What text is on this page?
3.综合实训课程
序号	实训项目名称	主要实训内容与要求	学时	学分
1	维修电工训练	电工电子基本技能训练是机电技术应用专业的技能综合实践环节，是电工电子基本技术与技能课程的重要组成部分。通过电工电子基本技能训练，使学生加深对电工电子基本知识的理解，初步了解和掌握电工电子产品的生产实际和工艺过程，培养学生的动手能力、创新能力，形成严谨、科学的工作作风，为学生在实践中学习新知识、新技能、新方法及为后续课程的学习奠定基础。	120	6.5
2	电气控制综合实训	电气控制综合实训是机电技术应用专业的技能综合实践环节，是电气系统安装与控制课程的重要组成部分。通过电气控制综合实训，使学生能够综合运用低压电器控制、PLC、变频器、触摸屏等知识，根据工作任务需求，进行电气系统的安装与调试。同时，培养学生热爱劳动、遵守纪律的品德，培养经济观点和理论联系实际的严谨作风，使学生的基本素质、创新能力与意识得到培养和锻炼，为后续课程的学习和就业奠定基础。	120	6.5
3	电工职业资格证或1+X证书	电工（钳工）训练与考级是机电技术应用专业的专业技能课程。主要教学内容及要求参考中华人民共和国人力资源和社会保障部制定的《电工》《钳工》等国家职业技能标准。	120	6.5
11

## What the task requires:
Transcribe the data above in full, exactly.

## Solved exercise:
What text is on this page?
3.综合实训课程
序号	实训项目名称	主要实训内容与要求	学时	学分
1	维修电工训练	电工电子基本技能训练是机电技术应用专业的技能综合实践环节，是电工电子基本技术与技能课程的重要组成部分。通过电工电子基本技能训练，使学生加深对电工电子基本知识的理解，初步了解和掌握电工电子产品的生产实际和工艺过程，培养学生的动手能力、创新能力，形成严谨、科学的工作作风，为学生在实践中学习新知识、新技能、新方法及为后续课程的学习奠定基础。	120	6.5
2	电气控制综合实训	电气控制综合实训是机电技术应用专业的技能综合实践环节，是电气系统安装与控制课程的重要组成部分。通过电气控制综合实训，使学生能够综合运用低压电器控制、PLC、变频器、触摸屏等知识，根据工作任务需求，进行电气系统的安装与调试。同时，培养学生热爱劳动、遵守纪律的品德，培养经济观点和理论联系实际的严谨作风，使学生的基本素质、创新能力与意识得到培养和锻炼，为后续课程的学习和就业奠定基础。	120	6.5
3	电工职业资格证或1+X证书	电工（钳工）训练与考级是机电技术应用专业的专业技能课程。主要教学内容及要求参考中华人民共和国人力资源和社会保障部制定的《电工》《钳工》等国家职业技能标准。	120	6.5
11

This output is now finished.